**SET TASK:** Extract all lines that hold the string "JSON".

________________________

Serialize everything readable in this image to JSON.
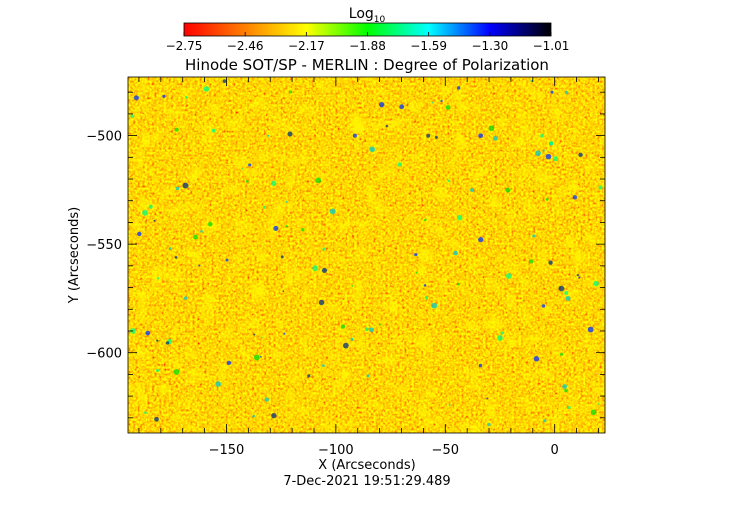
{
  "chart_data": {
    "type": "heatmap",
    "title": "Hinode SOT/SP - MERLIN : Degree of Polarization",
    "xlabel": "X (Arcseconds)",
    "ylabel": "Y (Arcseconds)",
    "timestamp": "7-Dec-2021 19:51:29.489",
    "xlim": [
      -195,
      23
    ],
    "ylim": [
      -637,
      -473
    ],
    "xticks": [
      -150,
      -100,
      -50,
      0
    ],
    "yticks": [
      -500,
      -550,
      -600
    ],
    "x_tick_labels": [
      "−150",
      "−100",
      "−50",
      "0"
    ],
    "y_tick_labels": [
      "−500",
      "−550",
      "−600"
    ],
    "colorbar": {
      "label_base": "Log",
      "label_sub": "10",
      "ticks": [
        -2.75,
        -2.46,
        -2.17,
        -1.88,
        -1.59,
        -1.3,
        -1.01
      ],
      "tick_labels": [
        "−2.75",
        "−2.46",
        "−2.17",
        "−1.88",
        "−1.59",
        "−1.30",
        "−1.01"
      ],
      "range": [
        -2.75,
        -1.01
      ],
      "colormap": [
        "#ff0000",
        "#ff8000",
        "#ffff00",
        "#00ff00",
        "#00ffff",
        "#0000ff",
        "#000000"
      ]
    },
    "grid": false
  }
}
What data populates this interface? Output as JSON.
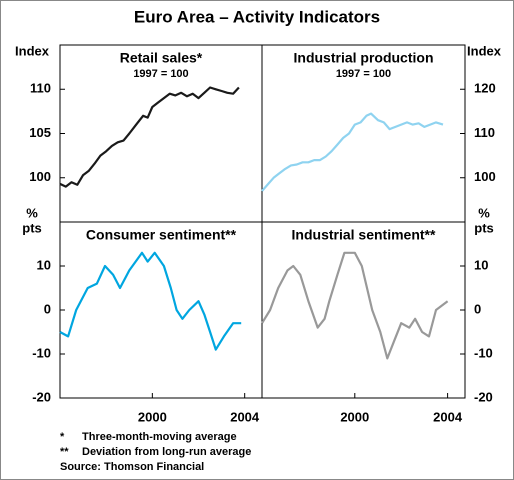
{
  "title": "Euro Area – Activity Indicators",
  "chart_data": [
    {
      "type": "line",
      "title": "Retail sales*",
      "subtitle": "1997 = 100",
      "ylabel": [
        "Index"
      ],
      "side": "left",
      "color": "#1a1a1a",
      "x": [
        1996.0,
        1996.25,
        1996.5,
        1996.75,
        1997.0,
        1997.25,
        1997.5,
        1997.75,
        1998.0,
        1998.25,
        1998.5,
        1998.75,
        1999.0,
        1999.3,
        1999.6,
        1999.8,
        2000.0,
        2000.25,
        2000.5,
        2000.75,
        2001.0,
        2001.25,
        2001.5,
        2001.75,
        2002.0,
        2002.25,
        2002.5,
        2002.75,
        2003.0,
        2003.25,
        2003.5,
        2003.75
      ],
      "values": [
        99.3,
        99.0,
        99.5,
        99.2,
        100.3,
        100.8,
        101.6,
        102.5,
        103.0,
        103.6,
        104.0,
        104.2,
        105.0,
        106.0,
        107.0,
        106.8,
        108.0,
        108.5,
        109.0,
        109.5,
        109.3,
        109.6,
        109.2,
        109.5,
        109.0,
        109.6,
        110.2,
        110.0,
        109.8,
        109.6,
        109.5,
        110.2
      ],
      "xlim": [
        1996,
        2004.75
      ],
      "ylim": [
        95,
        115
      ],
      "yticks": [
        100,
        105,
        110
      ]
    },
    {
      "type": "line",
      "title": "Industrial production",
      "subtitle": "1997 = 100",
      "ylabel": [
        "Index"
      ],
      "side": "right",
      "color": "#8fd3f0",
      "x": [
        1996.0,
        1996.25,
        1996.5,
        1996.75,
        1997.0,
        1997.25,
        1997.5,
        1997.75,
        1998.0,
        1998.25,
        1998.5,
        1998.75,
        1999.0,
        1999.25,
        1999.5,
        1999.75,
        2000.0,
        2000.25,
        2000.5,
        2000.7,
        2001.0,
        2001.25,
        2001.5,
        2001.75,
        2002.0,
        2002.25,
        2002.5,
        2002.75,
        2003.0,
        2003.25,
        2003.5,
        2003.8
      ],
      "values": [
        97.0,
        98.5,
        100.0,
        101.0,
        102.0,
        102.8,
        103.0,
        103.5,
        103.5,
        104.0,
        104.0,
        104.8,
        106.0,
        107.5,
        109.0,
        110.0,
        112.0,
        112.5,
        114.0,
        114.5,
        113.0,
        112.5,
        111.0,
        111.5,
        112.0,
        112.5,
        112.0,
        112.3,
        111.5,
        112.0,
        112.5,
        112.0
      ],
      "xlim": [
        1996,
        2004.75
      ],
      "ylim": [
        90,
        130
      ],
      "yticks": [
        100,
        110,
        120
      ]
    },
    {
      "type": "line",
      "title": "Consumer sentiment**",
      "ylabel": [
        "%",
        "pts"
      ],
      "side": "left",
      "color": "#00a6e0",
      "x": [
        1996.0,
        1996.35,
        1996.7,
        1997.2,
        1997.6,
        1997.95,
        1998.3,
        1998.6,
        1999.0,
        1999.55,
        1999.8,
        2000.1,
        2000.5,
        2000.8,
        2001.05,
        2001.3,
        2001.6,
        2002.0,
        2002.25,
        2002.5,
        2002.75,
        2003.1,
        2003.5,
        2003.85
      ],
      "values": [
        -5,
        -6,
        0,
        5,
        6,
        10,
        8,
        5,
        9,
        13,
        11,
        13,
        10,
        5,
        0,
        -2,
        0,
        2,
        -1,
        -5,
        -9,
        -6,
        -3,
        -3
      ],
      "xlim": [
        1996,
        2004.75
      ],
      "ylim": [
        -20,
        20
      ],
      "yticks": [
        -20,
        -10,
        0,
        10
      ],
      "xticks": [
        2000,
        2004
      ]
    },
    {
      "type": "line",
      "title": "Industrial sentiment**",
      "ylabel": [
        "%",
        "pts"
      ],
      "side": "right",
      "color": "#999999",
      "x": [
        1996.0,
        1996.35,
        1996.7,
        1997.1,
        1997.35,
        1997.65,
        1998.0,
        1998.4,
        1998.7,
        1998.9,
        1999.25,
        1999.55,
        2000.0,
        2000.3,
        2000.75,
        2001.1,
        2001.4,
        2001.7,
        2002.0,
        2002.35,
        2002.6,
        2002.9,
        2003.2,
        2003.5,
        2003.75,
        2004.0
      ],
      "values": [
        -3,
        0,
        5,
        9,
        10,
        8,
        2,
        -4,
        -2,
        2,
        8,
        13,
        13,
        10,
        0,
        -5,
        -11,
        -7,
        -3,
        -4,
        -2,
        -5,
        -6,
        0,
        1,
        2
      ],
      "xlim": [
        1996,
        2004.75
      ],
      "ylim": [
        -20,
        20
      ],
      "yticks": [
        -20,
        -10,
        0,
        10
      ],
      "xticks": [
        2000,
        2004
      ]
    }
  ],
  "notes": [
    {
      "marker": "*",
      "text": "Three-month-moving average"
    },
    {
      "marker": "**",
      "text": "Deviation from long-run average"
    }
  ],
  "source": "Source: Thomson Financial"
}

________________________

**RESULT BELOW:**
Serialize everything readable in this image to JSON.
What data populates this interface? Output as JSON.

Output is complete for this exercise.